TO DO -
For each line below that includes the word "guān", make a copy.

[START OF SUPPLIED ENTRIES]

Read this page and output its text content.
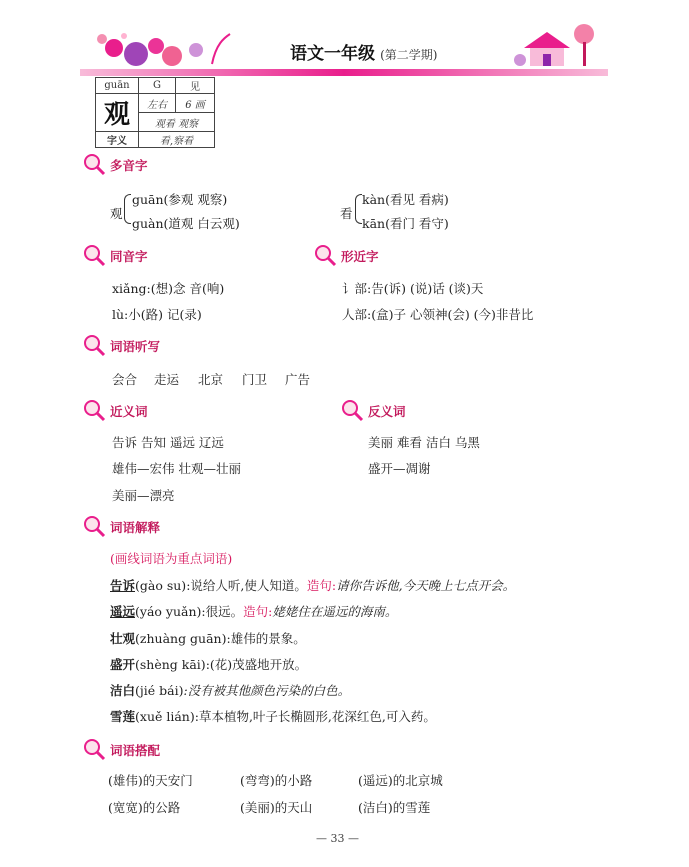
语文一年级 (第二学期)
guān	G	见
观	左右	6 画
	观看 观察	
字义	看,察看	
多音字
观
guān(参观 观察)
guàn(道观 白云观)
看
kàn(看见 看病)
kān(看门 看守)
同音字
xiǎng:(想)念 音(响)
lù:小(路) 记(录)
形近字
讠部:告(诉) (说)话 (谈)天
人部:(盒)子 心领神(会) (今)非昔比
词语听写
会合 走运 北京 门卫 广告
近义词
告诉 告知 遥远 辽远
雄伟—宏伟 壮观—壮丽
美丽—漂亮
反义词
美丽 难看 洁白 乌黑
盛开—凋谢
词语解释
(画线词语为重点词语)
告诉(gào su):说给人听,使人知道。造句:请你告诉他,今天晚上七点开会。
遥远(yáo yuǎn):很远。造句:姥姥住在遥远的海南。
壮观(zhuàng guān):雄伟的景象。
盛开(shèng kāi):(花)茂盛地开放。
洁白(jié bái):没有被其他颜色污染的白色。
雪莲(xuě lián):草本植物,叶子长椭圆形,花深红色,可入药。
词语搭配
(雄伟)的天安门	(弯弯)的小路	(遥远)的北京城
(宽宽)的公路	(美丽)的天山	(洁白)的雪莲
— 33 —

[END OF SUPPLIED ENTRIES]

RESPONSE BELOW -
guān	G	见
guān(参观 观察)
壮观(zhuàng guān):雄伟的景象。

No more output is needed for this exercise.